══ EXCERPTED DATA ══
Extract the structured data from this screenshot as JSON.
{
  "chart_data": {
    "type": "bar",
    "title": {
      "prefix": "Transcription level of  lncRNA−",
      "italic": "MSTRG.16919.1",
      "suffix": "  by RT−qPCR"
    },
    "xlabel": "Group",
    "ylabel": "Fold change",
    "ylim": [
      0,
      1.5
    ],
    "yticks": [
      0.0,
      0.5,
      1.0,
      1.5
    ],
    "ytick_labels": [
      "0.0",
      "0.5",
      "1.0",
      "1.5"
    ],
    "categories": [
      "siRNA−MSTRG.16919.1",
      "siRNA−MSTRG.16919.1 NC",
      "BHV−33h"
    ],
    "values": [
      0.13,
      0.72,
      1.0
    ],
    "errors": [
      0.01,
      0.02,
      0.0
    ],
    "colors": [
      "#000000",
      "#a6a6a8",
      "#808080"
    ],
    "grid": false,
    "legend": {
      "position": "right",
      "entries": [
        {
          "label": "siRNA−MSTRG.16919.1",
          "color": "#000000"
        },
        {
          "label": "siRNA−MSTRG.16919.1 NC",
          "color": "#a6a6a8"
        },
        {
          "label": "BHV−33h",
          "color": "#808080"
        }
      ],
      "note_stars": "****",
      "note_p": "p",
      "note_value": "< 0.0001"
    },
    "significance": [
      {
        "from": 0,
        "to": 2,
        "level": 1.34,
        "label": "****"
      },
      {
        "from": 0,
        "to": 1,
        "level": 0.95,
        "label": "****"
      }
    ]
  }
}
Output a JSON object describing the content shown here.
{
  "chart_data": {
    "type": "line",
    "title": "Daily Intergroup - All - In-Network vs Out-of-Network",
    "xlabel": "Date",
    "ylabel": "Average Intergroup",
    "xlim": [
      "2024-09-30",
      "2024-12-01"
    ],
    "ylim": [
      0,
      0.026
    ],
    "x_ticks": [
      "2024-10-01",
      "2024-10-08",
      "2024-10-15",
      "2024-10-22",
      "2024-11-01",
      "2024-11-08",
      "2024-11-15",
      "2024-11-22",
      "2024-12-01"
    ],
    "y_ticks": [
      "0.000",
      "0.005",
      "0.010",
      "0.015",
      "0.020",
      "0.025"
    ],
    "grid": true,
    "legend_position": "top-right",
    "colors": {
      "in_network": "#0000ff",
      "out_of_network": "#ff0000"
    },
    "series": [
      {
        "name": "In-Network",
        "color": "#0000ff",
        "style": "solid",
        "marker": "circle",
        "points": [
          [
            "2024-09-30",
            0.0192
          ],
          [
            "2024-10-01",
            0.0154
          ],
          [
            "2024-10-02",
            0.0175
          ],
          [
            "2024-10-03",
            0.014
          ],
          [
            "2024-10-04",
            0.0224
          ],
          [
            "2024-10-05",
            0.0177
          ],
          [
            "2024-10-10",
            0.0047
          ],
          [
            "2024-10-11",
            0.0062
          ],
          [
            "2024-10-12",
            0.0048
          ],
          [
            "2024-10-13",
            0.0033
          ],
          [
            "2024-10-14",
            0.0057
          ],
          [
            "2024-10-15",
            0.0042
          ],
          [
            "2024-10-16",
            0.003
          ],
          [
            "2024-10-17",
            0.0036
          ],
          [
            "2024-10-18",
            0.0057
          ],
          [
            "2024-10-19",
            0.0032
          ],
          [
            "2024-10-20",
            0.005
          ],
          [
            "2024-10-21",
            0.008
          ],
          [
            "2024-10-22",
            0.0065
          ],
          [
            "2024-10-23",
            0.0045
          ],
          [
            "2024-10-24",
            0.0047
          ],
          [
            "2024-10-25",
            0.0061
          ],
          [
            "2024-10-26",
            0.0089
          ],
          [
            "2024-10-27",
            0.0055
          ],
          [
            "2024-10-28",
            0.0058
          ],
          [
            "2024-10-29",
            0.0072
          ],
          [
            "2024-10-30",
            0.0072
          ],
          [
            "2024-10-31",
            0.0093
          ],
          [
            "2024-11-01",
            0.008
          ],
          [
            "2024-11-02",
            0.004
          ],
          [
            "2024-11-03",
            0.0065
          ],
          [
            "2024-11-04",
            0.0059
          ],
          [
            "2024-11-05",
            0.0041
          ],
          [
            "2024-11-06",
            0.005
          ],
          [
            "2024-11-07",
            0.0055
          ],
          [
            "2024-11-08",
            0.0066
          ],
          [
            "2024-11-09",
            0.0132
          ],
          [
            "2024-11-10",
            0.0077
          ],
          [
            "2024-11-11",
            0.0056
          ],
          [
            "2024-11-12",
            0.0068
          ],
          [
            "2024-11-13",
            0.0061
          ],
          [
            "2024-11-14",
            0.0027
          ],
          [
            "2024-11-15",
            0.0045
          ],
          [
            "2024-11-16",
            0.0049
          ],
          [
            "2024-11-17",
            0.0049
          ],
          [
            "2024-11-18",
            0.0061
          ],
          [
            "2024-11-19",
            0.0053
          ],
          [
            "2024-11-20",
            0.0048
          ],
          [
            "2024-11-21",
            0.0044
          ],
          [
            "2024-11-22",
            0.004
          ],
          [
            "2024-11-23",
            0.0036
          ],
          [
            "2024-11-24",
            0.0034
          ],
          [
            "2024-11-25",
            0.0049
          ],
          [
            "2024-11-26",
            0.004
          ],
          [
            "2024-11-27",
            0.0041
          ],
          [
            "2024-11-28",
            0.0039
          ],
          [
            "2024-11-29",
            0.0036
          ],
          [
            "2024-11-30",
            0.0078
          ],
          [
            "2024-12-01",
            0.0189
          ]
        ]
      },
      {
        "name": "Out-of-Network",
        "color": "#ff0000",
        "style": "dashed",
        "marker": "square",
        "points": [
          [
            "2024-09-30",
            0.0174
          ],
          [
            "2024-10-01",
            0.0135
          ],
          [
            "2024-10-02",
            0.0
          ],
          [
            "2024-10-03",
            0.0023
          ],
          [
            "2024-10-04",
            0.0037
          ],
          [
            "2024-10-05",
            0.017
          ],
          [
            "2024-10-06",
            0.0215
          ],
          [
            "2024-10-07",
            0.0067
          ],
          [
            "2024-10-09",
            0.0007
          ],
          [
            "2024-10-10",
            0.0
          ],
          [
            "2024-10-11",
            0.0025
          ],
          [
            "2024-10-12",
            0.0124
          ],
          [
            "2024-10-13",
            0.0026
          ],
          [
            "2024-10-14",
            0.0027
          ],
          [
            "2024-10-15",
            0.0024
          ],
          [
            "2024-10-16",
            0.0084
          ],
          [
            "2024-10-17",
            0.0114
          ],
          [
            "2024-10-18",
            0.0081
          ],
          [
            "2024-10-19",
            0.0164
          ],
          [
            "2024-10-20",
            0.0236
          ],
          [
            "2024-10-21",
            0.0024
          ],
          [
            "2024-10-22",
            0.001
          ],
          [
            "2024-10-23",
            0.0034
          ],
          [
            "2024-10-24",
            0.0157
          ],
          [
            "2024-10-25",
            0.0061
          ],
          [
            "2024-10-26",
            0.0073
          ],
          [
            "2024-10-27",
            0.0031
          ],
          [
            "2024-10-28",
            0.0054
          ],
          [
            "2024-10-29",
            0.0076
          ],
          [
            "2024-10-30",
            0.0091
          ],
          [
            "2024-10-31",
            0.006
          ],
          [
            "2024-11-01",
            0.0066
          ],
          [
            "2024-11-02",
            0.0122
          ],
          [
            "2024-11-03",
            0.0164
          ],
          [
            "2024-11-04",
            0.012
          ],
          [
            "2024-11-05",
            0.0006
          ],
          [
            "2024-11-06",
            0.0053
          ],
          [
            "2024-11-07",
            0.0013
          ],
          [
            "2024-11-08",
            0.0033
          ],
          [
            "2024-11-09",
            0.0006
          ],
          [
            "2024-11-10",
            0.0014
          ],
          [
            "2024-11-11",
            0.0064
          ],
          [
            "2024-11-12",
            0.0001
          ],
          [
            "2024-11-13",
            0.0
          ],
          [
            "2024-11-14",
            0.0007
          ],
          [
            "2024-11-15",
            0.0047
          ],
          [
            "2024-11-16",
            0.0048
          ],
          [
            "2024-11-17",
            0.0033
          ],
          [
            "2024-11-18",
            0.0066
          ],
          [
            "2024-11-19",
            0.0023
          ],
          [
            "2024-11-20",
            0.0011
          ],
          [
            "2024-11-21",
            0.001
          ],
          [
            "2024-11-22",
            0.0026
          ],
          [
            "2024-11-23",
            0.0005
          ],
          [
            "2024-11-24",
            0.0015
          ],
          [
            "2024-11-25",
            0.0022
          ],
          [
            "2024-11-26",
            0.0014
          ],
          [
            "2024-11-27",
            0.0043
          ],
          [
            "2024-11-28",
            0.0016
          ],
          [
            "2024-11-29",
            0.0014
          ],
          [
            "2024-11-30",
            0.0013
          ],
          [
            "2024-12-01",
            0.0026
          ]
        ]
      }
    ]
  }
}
═══
Using the listing above, show each line holding the string "level".

SOLUTION BELOW »
      "prefix": "Transcription level of  lncRNA−",
        "level": 1.34,
        "level": 0.95,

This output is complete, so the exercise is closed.